> **WHAT IS NEEDED**
Where a line holds the string "Risiken", return that line.

> **RECORDED INFORMATION**
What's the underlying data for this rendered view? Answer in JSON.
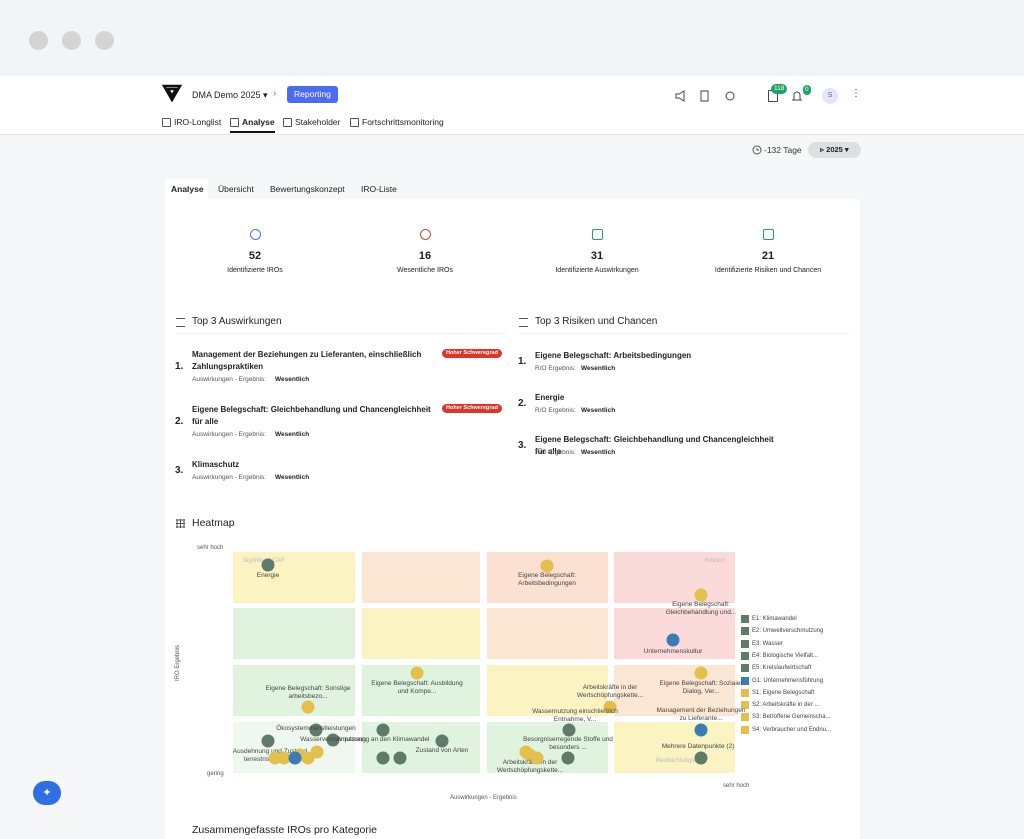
{
  "header": {
    "project": "DMA Demo 2025",
    "badge": "Reporting",
    "notifications": "118",
    "alerts": "0",
    "avatar": "S"
  },
  "nav": [
    "IRO-Longlist",
    "Analyse",
    "Stakeholder",
    "Fortschrittsmonitoring"
  ],
  "toolbar": {
    "days": "-132 Tage",
    "year": "2025"
  },
  "tabs": [
    "Analyse",
    "Übersicht",
    "Bewertungskonzept",
    "IRO-Liste"
  ],
  "kpis": [
    {
      "value": "52",
      "label": "Identifizierte IROs"
    },
    {
      "value": "16",
      "label": "Wesentliche IROs"
    },
    {
      "value": "31",
      "label": "Identifizierte Auswirkungen"
    },
    {
      "value": "21",
      "label": "Identifizierte Risiken und Chancen"
    }
  ],
  "top_impacts": {
    "title": "Top 3 Auswirkungen",
    "items": [
      {
        "rank": "1.",
        "title": "Management der Beziehungen zu Lieferanten, einschließlich Zahlungspraktiken",
        "tag": "Hoher Schweregrad",
        "meta": "Auswirkungen - Ergebnis:",
        "result": "Wesentlich"
      },
      {
        "rank": "2.",
        "title": "Eigene Belegschaft: Gleichbehandlung und Chancengleichheit für alle",
        "tag": "Hoher Schweregrad",
        "meta": "Auswirkungen - Ergebnis:",
        "result": "Wesentlich"
      },
      {
        "rank": "3.",
        "title": "Klimaschutz",
        "meta": "Auswirkungen - Ergebnis:",
        "result": "Wesentlich"
      }
    ]
  },
  "top_risks": {
    "title": "Top 3 Risiken und Chancen",
    "items": [
      {
        "rank": "1.",
        "title": "Eigene Belegschaft: Arbeitsbedingungen",
        "meta": "R/O Ergebnis:",
        "result": "Wesentlich"
      },
      {
        "rank": "2.",
        "title": "Energie",
        "meta": "R/O Ergebnis:",
        "result": "Wesentlich"
      },
      {
        "rank": "3.",
        "title": "Eigene Belegschaft: Gleichbehandlung und Chancengleichheit für alle",
        "meta": "R/O Ergebnis:",
        "result": "Wesentlich"
      }
    ]
  },
  "heatmap": {
    "title": "Heatmap",
    "y_axis": "IRO Ergebnis",
    "x_axis": "Auswirkungen - Ergebnis",
    "y_high": "sehr hoch",
    "y_low": "gering",
    "x_high": "sehr hoch",
    "zone_top_left": "Signifikant CAP",
    "zone_top_right": "Kritisch",
    "zone_bottom_right": "Beobachtungsliste",
    "legend": [
      {
        "name": "E1: Klimawandel",
        "color": "#5f7b69"
      },
      {
        "name": "E2: Umweltverschmutzung",
        "color": "#5f7b69"
      },
      {
        "name": "E3: Wasser",
        "color": "#5f7b69"
      },
      {
        "name": "E4: Biologische Vielfalt...",
        "color": "#5f7b69"
      },
      {
        "name": "E5: Kreislaufwirtschaft",
        "color": "#5f7b69"
      },
      {
        "name": "G1: Unternehmensführung",
        "color": "#3d7bb5"
      },
      {
        "name": "S1: Eigene Belegschaft",
        "color": "#e3c04c"
      },
      {
        "name": "S2: Arbeitskräfte in der ...",
        "color": "#e3c04c"
      },
      {
        "name": "S3: Betroffene Gemeinscha...",
        "color": "#e3c04c"
      },
      {
        "name": "S4: Verbraucher und Endnu...",
        "color": "#e3c04c"
      }
    ],
    "points": [
      "Energie",
      "Eigene Belegschaft: Arbeitsbedingungen",
      "Eigene Belegschaft: Gleichbehandlung und...",
      "Unternehmenskultur",
      "Eigene Belegschaft: Sonstige arbeitsbezo...",
      "Eigene Belegschaft: Ausbildung und Kompe...",
      "Arbeitskräfte in der Wertschöpfungskette...",
      "Eigene Belegschaft: Soziaier Dialog, Ver...",
      "Management der Beziehungen zu Lieferante...",
      "Ökosystemdienstleistungen",
      "Wasserverschmutzung",
      "Anpassung an den Klimawandel",
      "Zustand von Arten",
      "Wassernutzung einschließlich Entnahme, V...",
      "Besorgniserregende Stoffe und besonders ...",
      "Arbeitskräfte in der Wertschöpfungskette...",
      "Mehrere Datenpunkte (2)",
      "Ausdehnung und Zustand terrestrischer un..."
    ]
  },
  "next_section": "Zusammengefasste IROs pro Kategorie"
}
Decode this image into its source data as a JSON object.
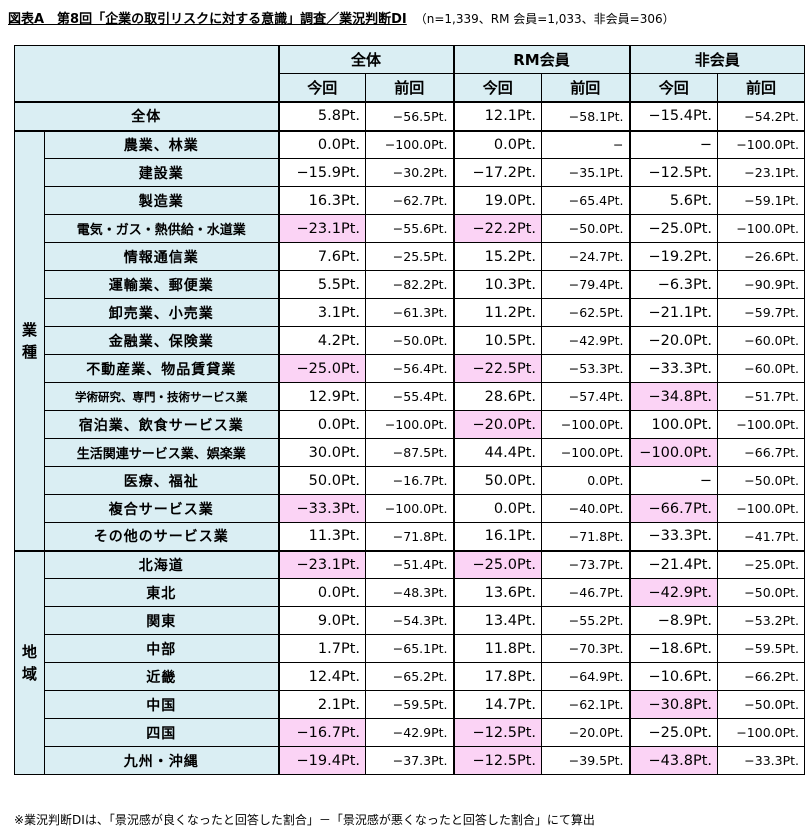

> **THE ANSWER**
      "label": "Identifizierte Risiken und Chancen"
    "title": "Top 3 Risiken und Chancen",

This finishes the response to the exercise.